* [Exercise]:
Lines containing the word "Number" are the ones to copy from the records below.

** START **

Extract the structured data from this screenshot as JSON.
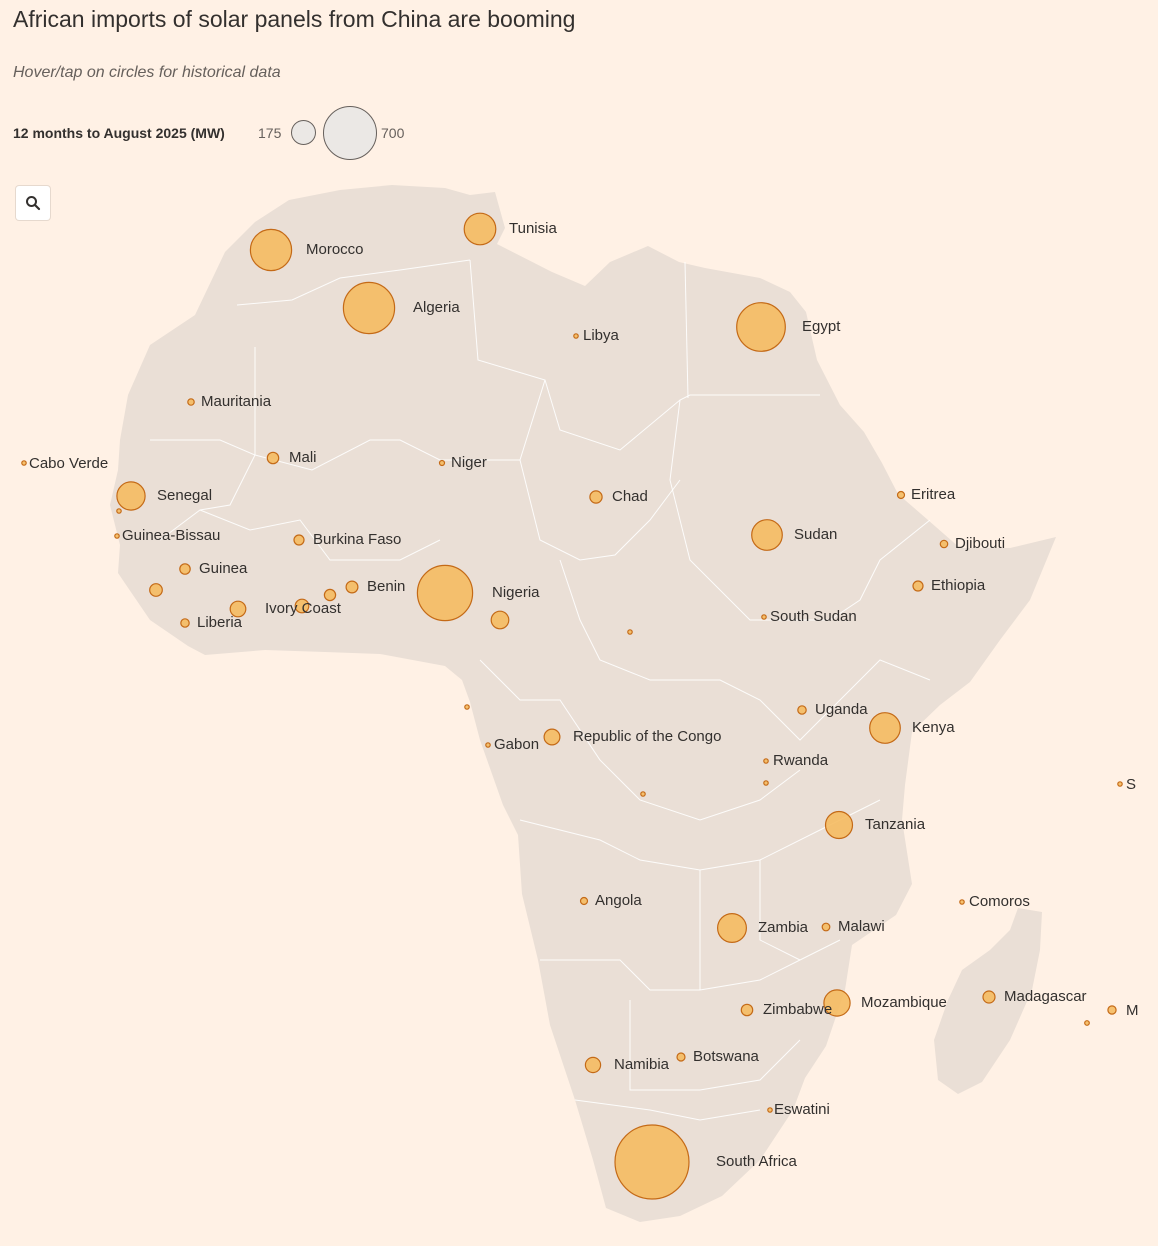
{
  "title": "African imports of solar panels from China are booming",
  "subtitle": "Hover/tap on circles for historical data",
  "legend": {
    "title": "12 months to August 2025 (MW)",
    "small_value": "175",
    "large_value": "700"
  },
  "controls": {
    "zoom_icon": "search-icon"
  },
  "colors": {
    "background": "#fff1e5",
    "land": "#eadfd6",
    "border": "#ffffff",
    "bubble_fill": "#f5bb62",
    "bubble_stroke": "#c46a17",
    "text": "#33302e"
  },
  "legend_reference": {
    "small_mw": 175,
    "large_mw": 700
  },
  "countries": [
    {
      "name": "Morocco",
      "mw": 407
    },
    {
      "name": "Tunisia",
      "mw": 240
    },
    {
      "name": "Algeria",
      "mw": 628
    },
    {
      "name": "Libya",
      "mw": 2
    },
    {
      "name": "Egypt",
      "mw": 565
    },
    {
      "name": "Mauritania",
      "mw": 10
    },
    {
      "name": "Mali",
      "mw": 31
    },
    {
      "name": "Niger",
      "mw": 6
    },
    {
      "name": "Cabo Verde",
      "mw": 1
    },
    {
      "name": "Senegal",
      "mw": 190
    },
    {
      "name": "Chad",
      "mw": 36
    },
    {
      "name": "Eritrea",
      "mw": 12
    },
    {
      "name": "Sudan",
      "mw": 225
    },
    {
      "name": "Guinea-Bissau",
      "mw": 1
    },
    {
      "name": "Djibouti",
      "mw": 13
    },
    {
      "name": "Burkina Faso",
      "mw": 24
    },
    {
      "name": "Guinea",
      "mw": 26
    },
    {
      "name": "Ethiopia",
      "mw": 24
    },
    {
      "name": "Benin",
      "mw": 33
    },
    {
      "name": "Nigeria",
      "mw": 730
    },
    {
      "name": "Ivory Coast",
      "mw": 59
    },
    {
      "name": "Liberia",
      "mw": 17
    },
    {
      "name": "South Sudan",
      "mw": 1
    },
    {
      "name": "Uganda",
      "mw": 17
    },
    {
      "name": "Kenya",
      "mw": 225
    },
    {
      "name": "Republic of the Congo",
      "mw": 60
    },
    {
      "name": "Gabon",
      "mw": 2
    },
    {
      "name": "Rwanda",
      "mw": 2
    },
    {
      "name": "Tanzania",
      "mw": 176
    },
    {
      "name": "Comoros",
      "mw": 3
    },
    {
      "name": "Angola",
      "mw": 12
    },
    {
      "name": "Zambia",
      "mw": 198
    },
    {
      "name": "Malawi",
      "mw": 14
    },
    {
      "name": "Madagascar",
      "mw": 34
    },
    {
      "name": "Zimbabwe",
      "mw": 31
    },
    {
      "name": "Mozambique",
      "mw": 165
    },
    {
      "name": "Namibia",
      "mw": 55
    },
    {
      "name": "Botswana",
      "mw": 15
    },
    {
      "name": "Eswatini",
      "mw": 1
    },
    {
      "name": "South Africa",
      "mw": 1313
    },
    {
      "name": "S",
      "mw": 1
    },
    {
      "name": "M",
      "mw": 16
    }
  ],
  "unlabeled_bubbles": [
    {
      "mw": 2
    },
    {
      "mw": 38
    },
    {
      "mw": 45
    },
    {
      "mw": 30
    },
    {
      "mw": 75
    },
    {
      "mw": 2
    },
    {
      "mw": 2
    },
    {
      "mw": 3
    },
    {
      "mw": 1
    },
    {
      "mw": 5
    }
  ]
}
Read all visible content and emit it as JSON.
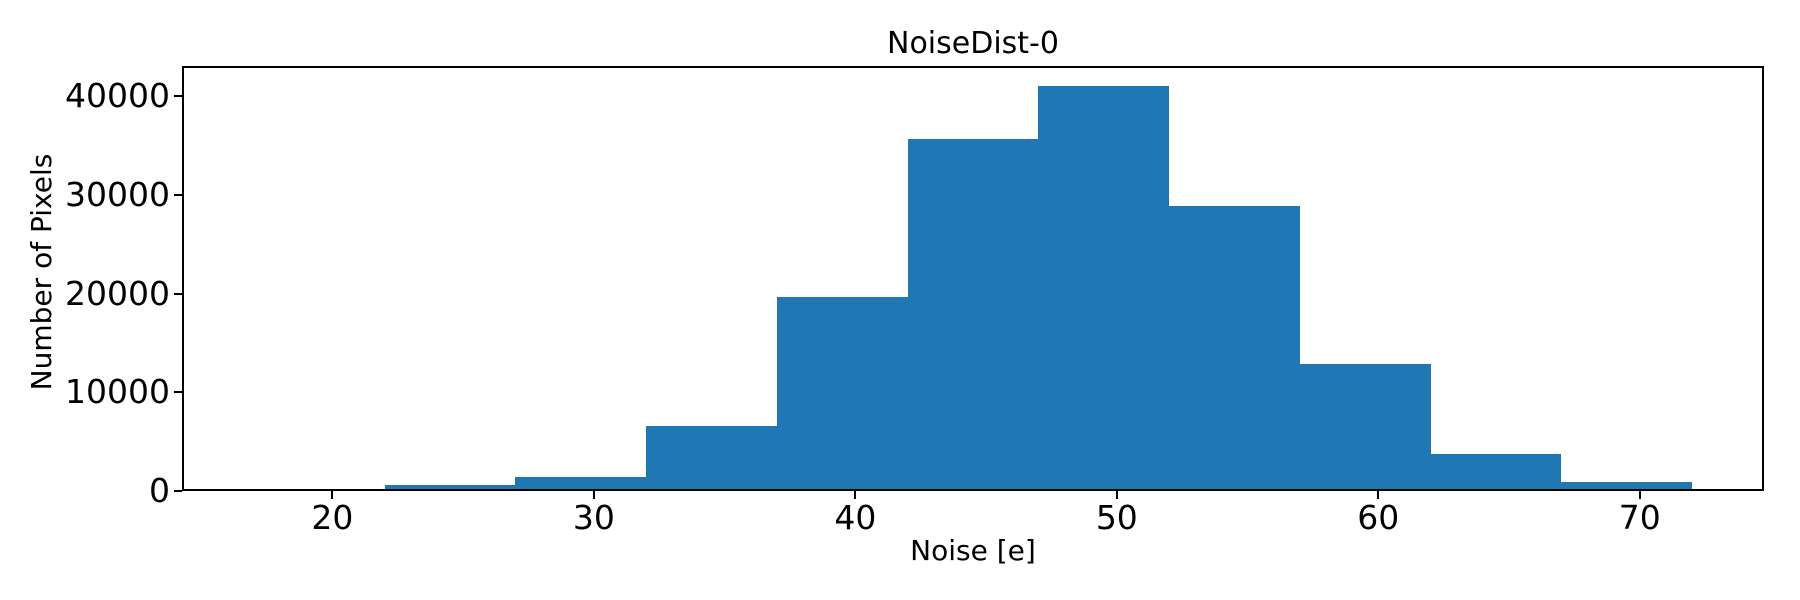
{
  "figure": {
    "title": "NoiseDist-0",
    "xlabel": "Noise [e]",
    "ylabel": "Number of Pixels"
  },
  "chart_data": {
    "type": "bar",
    "subtype": "histogram",
    "title": "NoiseDist-0",
    "xlabel": "Noise [e]",
    "ylabel": "Number of Pixels",
    "bin_edges": [
      17,
      22,
      27,
      32,
      37,
      42,
      47,
      52,
      57,
      62,
      67,
      72
    ],
    "counts": [
      150,
      600,
      1450,
      6600,
      19700,
      35700,
      41000,
      28900,
      12900,
      3750,
      940
    ],
    "xticks": [
      20,
      30,
      40,
      50,
      60,
      70
    ],
    "yticks": [
      0,
      10000,
      20000,
      30000,
      40000
    ],
    "xlim": [
      14.25,
      74.75
    ],
    "ylim": [
      0,
      43050
    ],
    "bar_color": "#1f77b4",
    "grid": false,
    "legend_position": "none",
    "background_color": "#ffffff",
    "text_color": "#000000"
  }
}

** END **

* [Result for this exercise]:
    "ylabel": "Number of Pixels"
    "ylabel": "Number of Pixels",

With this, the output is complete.